GOAL
Word for word, transcribe the lines below and drop the pictures.

(Excerpt from a dataset)
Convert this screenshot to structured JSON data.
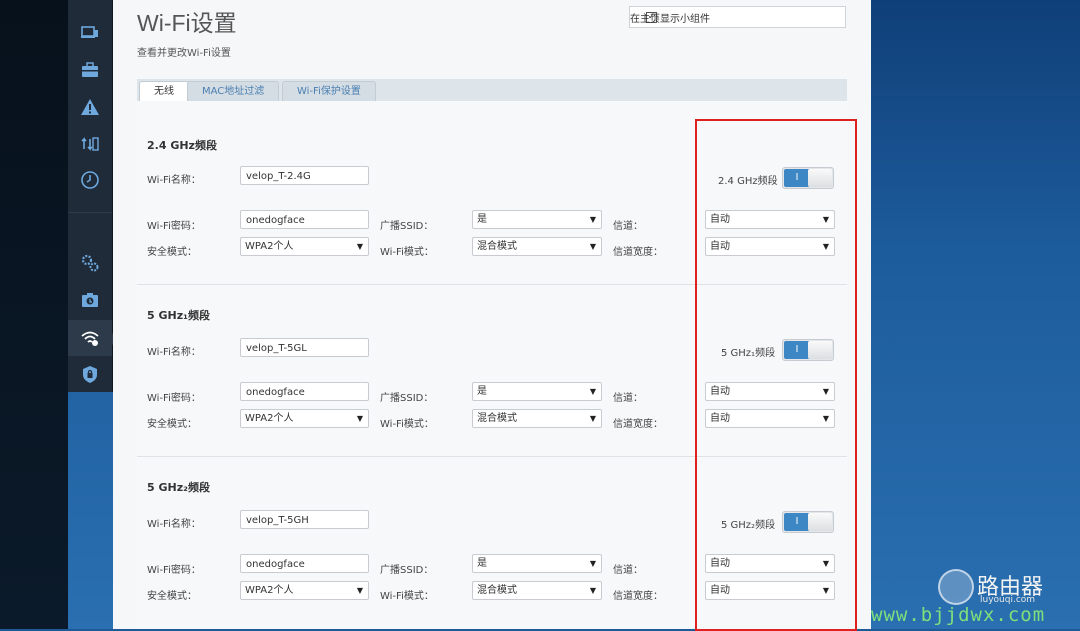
{
  "page": {
    "title": "Wi-Fi设置",
    "subtitle": "查看并更改Wi-Fi设置",
    "widget_label": "在主页显示小组件",
    "widget_checked": true
  },
  "sidebar": {
    "items": [
      {
        "icon": "devices-icon"
      },
      {
        "icon": "toolbox-icon"
      },
      {
        "icon": "alert-icon"
      },
      {
        "icon": "transfer-icon"
      },
      {
        "icon": "clock-icon"
      },
      {
        "icon": "gear-icon"
      },
      {
        "icon": "backup-icon"
      },
      {
        "icon": "wifi-icon",
        "active": true
      },
      {
        "icon": "shield-icon"
      }
    ]
  },
  "tabs": [
    {
      "label": "无线",
      "active": true
    },
    {
      "label": "MAC地址过滤"
    },
    {
      "label": "Wi-Fi保护设置"
    }
  ],
  "labels": {
    "ssid": "Wi-Fi名称：",
    "password": "Wi-Fi密码：",
    "security": "安全模式：",
    "broadcast": "广播SSID：",
    "mode": "Wi-Fi模式：",
    "channel": "信道：",
    "width": "信道宽度："
  },
  "bands": [
    {
      "title": "2.4 GHz频段",
      "toggle_label": "2.4 GHz频段",
      "toggle_on": "I",
      "ssid": "velop_T-2.4G",
      "password": "onedogface",
      "security": "WPA2个人",
      "broadcast": "是",
      "mode": "混合模式",
      "channel": "自动",
      "width": "自动"
    },
    {
      "title": "5 GHz₁频段",
      "toggle_label": "5 GHz₁频段",
      "toggle_on": "I",
      "ssid": "velop_T-5GL",
      "password": "onedogface",
      "security": "WPA2个人",
      "broadcast": "是",
      "mode": "混合模式",
      "channel": "自动",
      "width": "自动"
    },
    {
      "title": "5 GHz₂频段",
      "toggle_label": "5 GHz₂频段",
      "toggle_on": "I",
      "ssid": "velop_T-5GH",
      "password": "onedogface",
      "security": "WPA2个人",
      "broadcast": "是",
      "mode": "混合模式",
      "channel": "自动",
      "width": "自动"
    }
  ],
  "watermark": {
    "brand": "路由器",
    "brand_sub": "luyouqi.com",
    "url": "www.bjjdwx.com"
  },
  "colors": {
    "accent": "#3d87c4",
    "highlight_box": "#e02020",
    "watermark_url": "#7ce07c"
  }
}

PROBLEM SOLUTION
Convert this screenshot to structured JSON data.
{
  "page": {
    "title": "Wi-Fi设置",
    "subtitle": "查看并更改Wi-Fi设置",
    "widget_label": "在主页显示小组件",
    "widget_checked": true
  },
  "sidebar": {
    "items": [
      {
        "icon": "devices-icon"
      },
      {
        "icon": "toolbox-icon"
      },
      {
        "icon": "alert-icon"
      },
      {
        "icon": "transfer-icon"
      },
      {
        "icon": "clock-icon"
      },
      {
        "icon": "gear-icon"
      },
      {
        "icon": "backup-icon"
      },
      {
        "icon": "wifi-icon",
        "active": true
      },
      {
        "icon": "shield-icon"
      }
    ]
  },
  "tabs": [
    {
      "label": "无线",
      "active": true
    },
    {
      "label": "MAC地址过滤"
    },
    {
      "label": "Wi-Fi保护设置"
    }
  ],
  "labels": {
    "ssid": "Wi-Fi名称：",
    "password": "Wi-Fi密码：",
    "security": "安全模式：",
    "broadcast": "广播SSID：",
    "mode": "Wi-Fi模式：",
    "channel": "信道：",
    "width": "信道宽度："
  },
  "bands": [
    {
      "title": "2.4 GHz频段",
      "toggle_label": "2.4 GHz频段",
      "toggle_on": "I",
      "ssid": "velop_T-2.4G",
      "password": "onedogface",
      "security": "WPA2个人",
      "broadcast": "是",
      "mode": "混合模式",
      "channel": "自动",
      "width": "自动"
    },
    {
      "title": "5 GHz₁频段",
      "toggle_label": "5 GHz₁频段",
      "toggle_on": "I",
      "ssid": "velop_T-5GL",
      "password": "onedogface",
      "security": "WPA2个人",
      "broadcast": "是",
      "mode": "混合模式",
      "channel": "自动",
      "width": "自动"
    },
    {
      "title": "5 GHz₂频段",
      "toggle_label": "5 GHz₂频段",
      "toggle_on": "I",
      "ssid": "velop_T-5GH",
      "password": "onedogface",
      "security": "WPA2个人",
      "broadcast": "是",
      "mode": "混合模式",
      "channel": "自动",
      "width": "自动"
    }
  ],
  "watermark": {
    "brand": "路由器",
    "brand_sub": "luyouqi.com",
    "url": "www.bjjdwx.com"
  },
  "colors": {
    "accent": "#3d87c4",
    "highlight_box": "#e02020",
    "watermark_url": "#7ce07c"
  }
}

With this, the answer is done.